=== Set problem ===
Read the lines that follow and tally those with the word "Hizmet"; give the number and nothing else.

=== Supplied records ===
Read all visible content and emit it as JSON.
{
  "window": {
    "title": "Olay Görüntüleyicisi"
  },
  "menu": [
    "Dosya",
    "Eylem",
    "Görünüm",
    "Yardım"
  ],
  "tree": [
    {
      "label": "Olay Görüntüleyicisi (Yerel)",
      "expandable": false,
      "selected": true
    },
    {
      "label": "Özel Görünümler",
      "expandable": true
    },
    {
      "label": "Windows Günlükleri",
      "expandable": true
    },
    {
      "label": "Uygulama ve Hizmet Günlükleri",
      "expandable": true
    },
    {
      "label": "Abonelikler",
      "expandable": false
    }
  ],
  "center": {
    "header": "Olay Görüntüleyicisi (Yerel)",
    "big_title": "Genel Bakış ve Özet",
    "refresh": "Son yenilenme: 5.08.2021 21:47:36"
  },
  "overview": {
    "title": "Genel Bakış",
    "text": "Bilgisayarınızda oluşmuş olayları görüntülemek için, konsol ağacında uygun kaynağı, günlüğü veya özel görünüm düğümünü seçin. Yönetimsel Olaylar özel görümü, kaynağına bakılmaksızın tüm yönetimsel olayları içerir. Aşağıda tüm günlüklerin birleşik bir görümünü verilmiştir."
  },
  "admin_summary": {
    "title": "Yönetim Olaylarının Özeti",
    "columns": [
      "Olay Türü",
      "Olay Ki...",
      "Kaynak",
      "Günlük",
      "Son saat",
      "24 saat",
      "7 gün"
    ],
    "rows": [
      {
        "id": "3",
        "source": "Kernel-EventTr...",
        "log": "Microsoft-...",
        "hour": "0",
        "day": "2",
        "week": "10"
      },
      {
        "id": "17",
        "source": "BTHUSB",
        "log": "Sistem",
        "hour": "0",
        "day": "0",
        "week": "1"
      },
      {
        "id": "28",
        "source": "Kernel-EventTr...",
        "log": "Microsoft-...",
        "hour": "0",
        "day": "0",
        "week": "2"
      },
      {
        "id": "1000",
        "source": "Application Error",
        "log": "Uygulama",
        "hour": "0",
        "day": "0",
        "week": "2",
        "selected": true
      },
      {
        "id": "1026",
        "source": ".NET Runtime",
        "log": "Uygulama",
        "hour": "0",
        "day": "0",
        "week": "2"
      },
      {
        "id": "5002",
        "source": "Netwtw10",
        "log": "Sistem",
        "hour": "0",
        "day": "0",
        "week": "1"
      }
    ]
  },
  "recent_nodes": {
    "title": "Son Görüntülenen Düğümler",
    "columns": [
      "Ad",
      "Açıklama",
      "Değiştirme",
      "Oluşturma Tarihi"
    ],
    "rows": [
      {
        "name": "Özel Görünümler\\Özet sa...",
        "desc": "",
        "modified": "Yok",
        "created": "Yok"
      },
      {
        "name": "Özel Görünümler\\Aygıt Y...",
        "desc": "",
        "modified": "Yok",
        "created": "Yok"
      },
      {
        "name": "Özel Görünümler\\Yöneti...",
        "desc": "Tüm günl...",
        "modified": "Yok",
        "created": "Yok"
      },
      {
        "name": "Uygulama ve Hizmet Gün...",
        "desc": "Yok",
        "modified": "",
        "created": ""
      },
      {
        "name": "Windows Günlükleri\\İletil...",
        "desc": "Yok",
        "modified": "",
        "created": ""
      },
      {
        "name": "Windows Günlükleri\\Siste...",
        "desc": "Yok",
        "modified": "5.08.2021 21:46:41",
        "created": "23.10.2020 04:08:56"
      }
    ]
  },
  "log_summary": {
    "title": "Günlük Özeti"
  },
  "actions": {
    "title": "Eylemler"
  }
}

* * *

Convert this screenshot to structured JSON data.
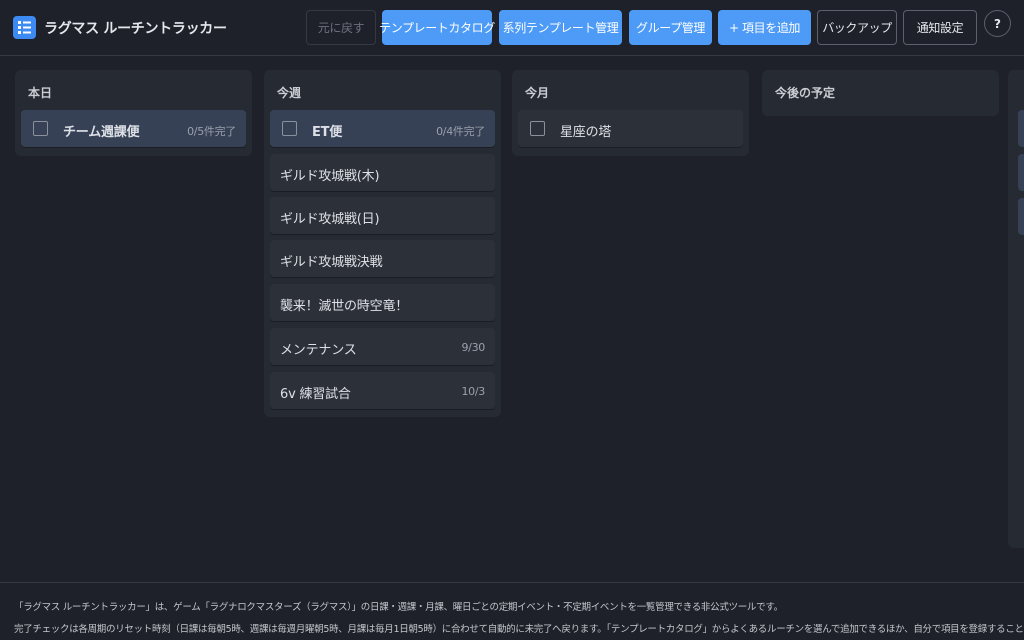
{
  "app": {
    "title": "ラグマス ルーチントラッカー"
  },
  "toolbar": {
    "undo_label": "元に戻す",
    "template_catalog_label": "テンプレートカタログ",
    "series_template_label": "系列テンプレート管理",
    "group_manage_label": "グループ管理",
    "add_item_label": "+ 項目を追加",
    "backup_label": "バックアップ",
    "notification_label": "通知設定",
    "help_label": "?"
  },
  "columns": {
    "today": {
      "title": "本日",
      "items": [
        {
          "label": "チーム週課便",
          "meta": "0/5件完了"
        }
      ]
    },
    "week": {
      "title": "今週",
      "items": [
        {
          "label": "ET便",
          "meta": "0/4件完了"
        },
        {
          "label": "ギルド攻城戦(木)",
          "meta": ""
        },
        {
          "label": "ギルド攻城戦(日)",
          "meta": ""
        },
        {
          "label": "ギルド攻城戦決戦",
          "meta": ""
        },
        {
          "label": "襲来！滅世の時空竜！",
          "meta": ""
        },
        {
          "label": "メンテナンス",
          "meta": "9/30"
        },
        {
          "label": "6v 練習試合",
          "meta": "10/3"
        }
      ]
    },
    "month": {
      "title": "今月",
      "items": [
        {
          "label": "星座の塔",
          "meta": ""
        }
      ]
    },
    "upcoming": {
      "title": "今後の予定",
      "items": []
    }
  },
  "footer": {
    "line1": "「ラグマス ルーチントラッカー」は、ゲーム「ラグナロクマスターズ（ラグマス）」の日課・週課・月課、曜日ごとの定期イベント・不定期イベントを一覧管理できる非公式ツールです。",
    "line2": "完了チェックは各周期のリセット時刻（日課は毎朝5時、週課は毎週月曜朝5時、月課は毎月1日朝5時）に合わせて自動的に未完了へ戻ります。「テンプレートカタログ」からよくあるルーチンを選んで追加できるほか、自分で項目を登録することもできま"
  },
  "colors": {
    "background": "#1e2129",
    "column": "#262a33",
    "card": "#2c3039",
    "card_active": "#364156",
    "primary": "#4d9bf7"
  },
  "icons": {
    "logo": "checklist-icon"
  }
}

--

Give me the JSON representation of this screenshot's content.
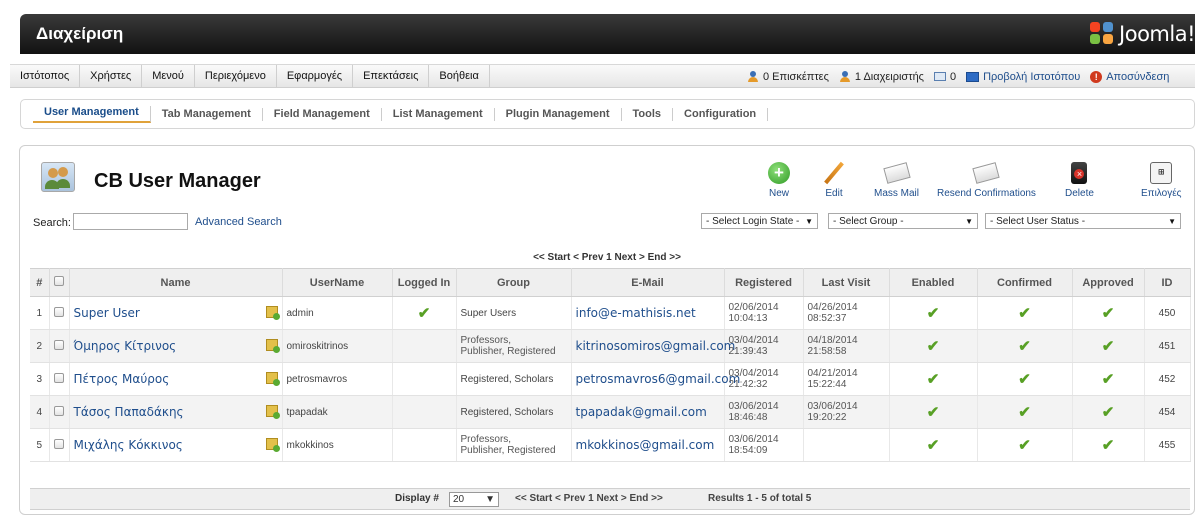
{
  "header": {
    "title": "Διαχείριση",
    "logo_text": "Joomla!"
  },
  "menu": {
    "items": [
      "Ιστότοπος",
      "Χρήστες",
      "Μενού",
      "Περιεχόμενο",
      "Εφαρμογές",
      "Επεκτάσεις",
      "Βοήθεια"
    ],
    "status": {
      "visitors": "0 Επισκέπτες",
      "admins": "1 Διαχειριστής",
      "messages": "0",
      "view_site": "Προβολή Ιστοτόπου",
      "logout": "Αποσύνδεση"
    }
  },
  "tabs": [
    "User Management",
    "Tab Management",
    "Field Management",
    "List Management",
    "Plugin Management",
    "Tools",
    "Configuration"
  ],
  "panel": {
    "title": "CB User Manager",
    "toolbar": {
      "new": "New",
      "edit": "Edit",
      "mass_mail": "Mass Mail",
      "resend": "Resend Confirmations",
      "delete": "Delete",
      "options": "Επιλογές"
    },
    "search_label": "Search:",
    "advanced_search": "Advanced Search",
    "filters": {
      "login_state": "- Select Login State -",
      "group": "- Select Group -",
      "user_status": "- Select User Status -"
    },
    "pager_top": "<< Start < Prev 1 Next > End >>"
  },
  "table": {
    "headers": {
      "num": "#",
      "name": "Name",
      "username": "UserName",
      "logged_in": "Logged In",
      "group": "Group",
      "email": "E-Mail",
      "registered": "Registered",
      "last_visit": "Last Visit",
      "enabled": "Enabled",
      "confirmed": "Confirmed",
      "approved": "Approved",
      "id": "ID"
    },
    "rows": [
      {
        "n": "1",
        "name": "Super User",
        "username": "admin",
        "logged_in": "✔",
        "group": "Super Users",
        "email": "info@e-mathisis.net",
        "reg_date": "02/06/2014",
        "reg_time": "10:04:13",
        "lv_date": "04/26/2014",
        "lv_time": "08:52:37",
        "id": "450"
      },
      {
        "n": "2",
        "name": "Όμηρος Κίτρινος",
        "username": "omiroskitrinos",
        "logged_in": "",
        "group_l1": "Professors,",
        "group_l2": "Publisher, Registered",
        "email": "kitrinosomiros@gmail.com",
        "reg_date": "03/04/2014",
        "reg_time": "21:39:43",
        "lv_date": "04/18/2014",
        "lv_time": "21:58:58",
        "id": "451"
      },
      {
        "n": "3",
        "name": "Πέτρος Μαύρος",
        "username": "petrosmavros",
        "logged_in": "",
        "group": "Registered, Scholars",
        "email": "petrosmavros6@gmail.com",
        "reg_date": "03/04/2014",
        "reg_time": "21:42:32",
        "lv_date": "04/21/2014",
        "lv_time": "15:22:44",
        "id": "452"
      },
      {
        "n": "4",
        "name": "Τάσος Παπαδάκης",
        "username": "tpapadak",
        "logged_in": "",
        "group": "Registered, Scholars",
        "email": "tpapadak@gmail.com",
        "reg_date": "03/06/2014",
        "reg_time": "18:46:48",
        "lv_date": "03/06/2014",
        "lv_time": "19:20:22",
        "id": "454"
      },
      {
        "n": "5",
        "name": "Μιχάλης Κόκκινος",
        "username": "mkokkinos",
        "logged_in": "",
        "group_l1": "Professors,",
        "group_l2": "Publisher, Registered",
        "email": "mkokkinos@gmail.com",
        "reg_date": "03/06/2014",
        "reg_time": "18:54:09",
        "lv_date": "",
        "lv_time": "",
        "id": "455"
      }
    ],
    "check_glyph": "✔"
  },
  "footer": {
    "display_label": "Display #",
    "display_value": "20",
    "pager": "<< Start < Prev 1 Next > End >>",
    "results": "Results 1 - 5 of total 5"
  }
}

=== Response below ===
2